WORK INSTRUCTIONS
Will you extract the entries word for word? Images should not appear in the copy.

SUPPLIED RECORDS
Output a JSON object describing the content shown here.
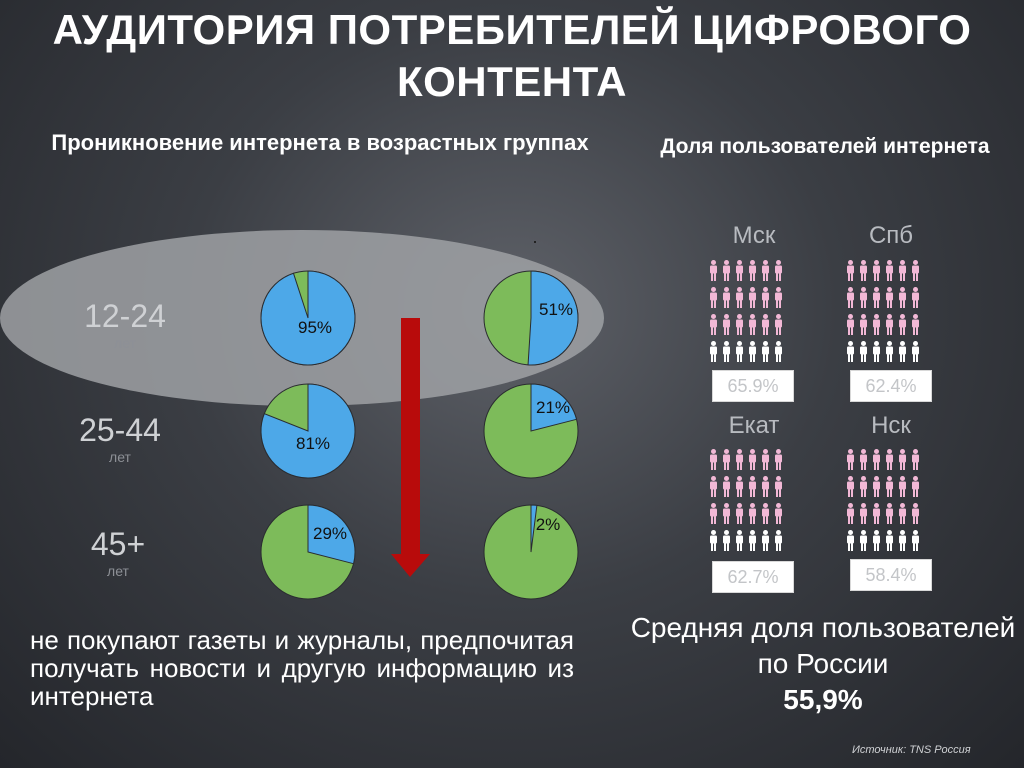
{
  "title": "АУДИТОРИЯ ПОТРЕБИТЕЛЕЙ ЦИФРОВОГО КОНТЕНТА",
  "left_subtitle": "Проникновение интернета в возрастных группах",
  "right_subtitle": "Доля пользователей интернета",
  "age_groups": [
    {
      "label": "12-24",
      "unit": "лет"
    },
    {
      "label": "25-44",
      "unit": "лет"
    },
    {
      "label": "45+",
      "unit": "лет"
    }
  ],
  "cities": [
    {
      "name": "Мск",
      "value": "65.9%"
    },
    {
      "name": "Спб",
      "value": "62.4%"
    },
    {
      "name": "Екат",
      "value": "62.7%"
    },
    {
      "name": "Нск",
      "value": "58.4%"
    }
  ],
  "bottom_text": "не покупают газеты и журналы, предпочитая получать новости и другую информацию из интернета",
  "average": {
    "label": "Средняя доля пользователей по России",
    "value": "55,9%"
  },
  "source": "Источник:  TNS Россия",
  "colors": {
    "blue": "#4da8e8",
    "green": "#7dbb5a",
    "arrow_red": "#b80b0b",
    "person_pink": "#f2b8d6",
    "person_white": "#ffffff"
  },
  "chart_data": [
    {
      "type": "pie",
      "title": "",
      "categories": [
        "12-24",
        "25-44",
        "45+"
      ],
      "series": [
        {
          "values": [
            95,
            81,
            29
          ],
          "labels": [
            "95%",
            "81%",
            "29%"
          ]
        }
      ]
    },
    {
      "type": "pie",
      "title": "",
      "categories": [
        "12-24",
        "25-44",
        "45+"
      ],
      "series": [
        {
          "values": [
            51,
            21,
            2
          ],
          "labels": [
            "51%",
            "21%",
            "2%"
          ]
        }
      ]
    }
  ]
}
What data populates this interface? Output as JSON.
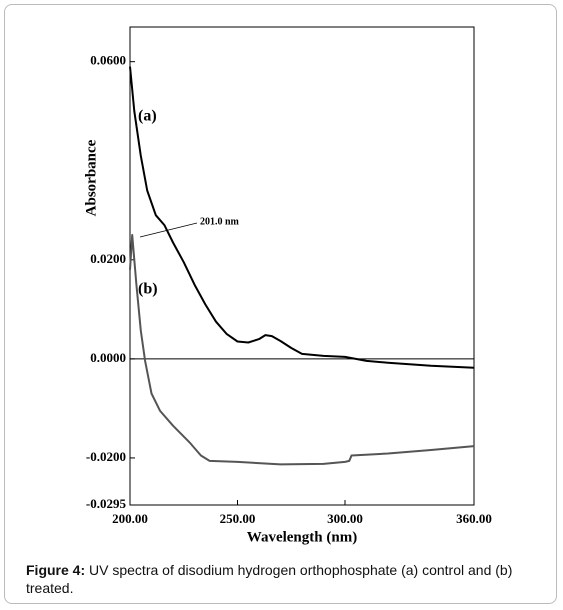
{
  "chart_data": {
    "type": "line",
    "x_label": "Wavelength (nm)",
    "y_label": "Absorbance",
    "xlim": [
      200,
      360
    ],
    "ylim": [
      -0.0295,
      0.067
    ],
    "xticks": [
      {
        "value": 200,
        "label": "200.00"
      },
      {
        "value": 250,
        "label": "250.00"
      },
      {
        "value": 300,
        "label": "300.00"
      },
      {
        "value": 360,
        "label": "360.00"
      }
    ],
    "yticks": [
      {
        "value": 0.06,
        "label": "0.0600"
      },
      {
        "value": 0.02,
        "label": "0.0200"
      },
      {
        "value": 0,
        "label": "0.0000"
      },
      {
        "value": -0.02,
        "label": "-0.0200"
      },
      {
        "value": -0.0295,
        "label": "-0.0295"
      }
    ],
    "zero_line": true,
    "annotations": {
      "a": "(a)",
      "b": "(b)",
      "peak": "201.0 nm"
    },
    "series": [
      {
        "color": "#000000",
        "x": [
          200,
          202,
          205,
          208,
          212,
          216,
          220,
          225,
          230,
          235,
          240,
          245,
          250,
          255,
          260,
          263,
          266,
          270,
          275,
          280,
          290,
          300,
          310,
          320,
          340,
          360
        ],
        "values": [
          0.059,
          0.05,
          0.041,
          0.034,
          0.029,
          0.027,
          0.0235,
          0.0195,
          0.015,
          0.011,
          0.0075,
          0.005,
          0.0035,
          0.0033,
          0.004,
          0.0048,
          0.0046,
          0.0036,
          0.0022,
          0.001,
          0.0006,
          0.0004,
          -0.0004,
          -0.0008,
          -0.0014,
          -0.0018
        ]
      },
      {
        "color": "#555555",
        "x": [
          200,
          201,
          203,
          205,
          207,
          210,
          214,
          220,
          228,
          233,
          237,
          250,
          270,
          290,
          300,
          302,
          303,
          320,
          340,
          360
        ],
        "values": [
          0.018,
          0.025,
          0.015,
          0.0057,
          -0.0004,
          -0.007,
          -0.0105,
          -0.0135,
          -0.017,
          -0.0195,
          -0.0206,
          -0.0208,
          -0.0213,
          -0.0212,
          -0.0208,
          -0.0206,
          -0.0195,
          -0.0191,
          -0.0184,
          -0.0176
        ]
      }
    ]
  },
  "caption": {
    "label": "Figure 4:",
    "text": " UV spectra of disodium hydrogen orthophosphate (a) control and (b) treated."
  }
}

OUTPUT FOR THIS EXERCISE
Output a JSON object describing the content shown here.
{
  "title": "АУДИТОРИЯ ПОТРЕБИТЕЛЕЙ ЦИФРОВОГО КОНТЕНТА",
  "left_subtitle": "Проникновение интернета в возрастных группах",
  "right_subtitle": "Доля пользователей интернета",
  "age_groups": [
    {
      "label": "12-24",
      "unit": "лет"
    },
    {
      "label": "25-44",
      "unit": "лет"
    },
    {
      "label": "45+",
      "unit": "лет"
    }
  ],
  "cities": [
    {
      "name": "Мск",
      "value": "65.9%"
    },
    {
      "name": "Спб",
      "value": "62.4%"
    },
    {
      "name": "Екат",
      "value": "62.7%"
    },
    {
      "name": "Нск",
      "value": "58.4%"
    }
  ],
  "bottom_text": "не покупают газеты и журналы, предпочитая получать новости и другую информацию из интернета",
  "average": {
    "label": "Средняя доля пользователей по России",
    "value": "55,9%"
  },
  "source": "Источник:  TNS Россия",
  "colors": {
    "blue": "#4da8e8",
    "green": "#7dbb5a",
    "arrow_red": "#b80b0b",
    "person_pink": "#f2b8d6",
    "person_white": "#ffffff"
  },
  "chart_data": [
    {
      "type": "pie",
      "title": "",
      "categories": [
        "12-24",
        "25-44",
        "45+"
      ],
      "series": [
        {
          "values": [
            95,
            81,
            29
          ],
          "labels": [
            "95%",
            "81%",
            "29%"
          ]
        }
      ]
    },
    {
      "type": "pie",
      "title": "",
      "categories": [
        "12-24",
        "25-44",
        "45+"
      ],
      "series": [
        {
          "values": [
            51,
            21,
            2
          ],
          "labels": [
            "51%",
            "21%",
            "2%"
          ]
        }
      ]
    }
  ]
}
What data populates this interface? Output as JSON.
{
  "chart_data": {
    "type": "line",
    "x_label": "Wavelength (nm)",
    "y_label": "Absorbance",
    "xlim": [
      200,
      360
    ],
    "ylim": [
      -0.0295,
      0.067
    ],
    "xticks": [
      {
        "value": 200,
        "label": "200.00"
      },
      {
        "value": 250,
        "label": "250.00"
      },
      {
        "value": 300,
        "label": "300.00"
      },
      {
        "value": 360,
        "label": "360.00"
      }
    ],
    "yticks": [
      {
        "value": 0.06,
        "label": "0.0600"
      },
      {
        "value": 0.02,
        "label": "0.0200"
      },
      {
        "value": 0,
        "label": "0.0000"
      },
      {
        "value": -0.02,
        "label": "-0.0200"
      },
      {
        "value": -0.0295,
        "label": "-0.0295"
      }
    ],
    "zero_line": true,
    "annotations": {
      "a": "(a)",
      "b": "(b)",
      "peak": "201.0 nm"
    },
    "series": [
      {
        "color": "#000000",
        "x": [
          200,
          202,
          205,
          208,
          212,
          216,
          220,
          225,
          230,
          235,
          240,
          245,
          250,
          255,
          260,
          263,
          266,
          270,
          275,
          280,
          290,
          300,
          310,
          320,
          340,
          360
        ],
        "values": [
          0.059,
          0.05,
          0.041,
          0.034,
          0.029,
          0.027,
          0.0235,
          0.0195,
          0.015,
          0.011,
          0.0075,
          0.005,
          0.0035,
          0.0033,
          0.004,
          0.0048,
          0.0046,
          0.0036,
          0.0022,
          0.001,
          0.0006,
          0.0004,
          -0.0004,
          -0.0008,
          -0.0014,
          -0.0018
        ]
      },
      {
        "color": "#555555",
        "x": [
          200,
          201,
          203,
          205,
          207,
          210,
          214,
          220,
          228,
          233,
          237,
          250,
          270,
          290,
          300,
          302,
          303,
          320,
          340,
          360
        ],
        "values": [
          0.018,
          0.025,
          0.015,
          0.0057,
          -0.0004,
          -0.007,
          -0.0105,
          -0.0135,
          -0.017,
          -0.0195,
          -0.0206,
          -0.0208,
          -0.0213,
          -0.0212,
          -0.0208,
          -0.0206,
          -0.0195,
          -0.0191,
          -0.0184,
          -0.0176
        ]
      }
    ]
  },
  "caption": {
    "label": "Figure 4:",
    "text": " UV spectra of disodium hydrogen orthophosphate (a) control and (b) treated."
  }
}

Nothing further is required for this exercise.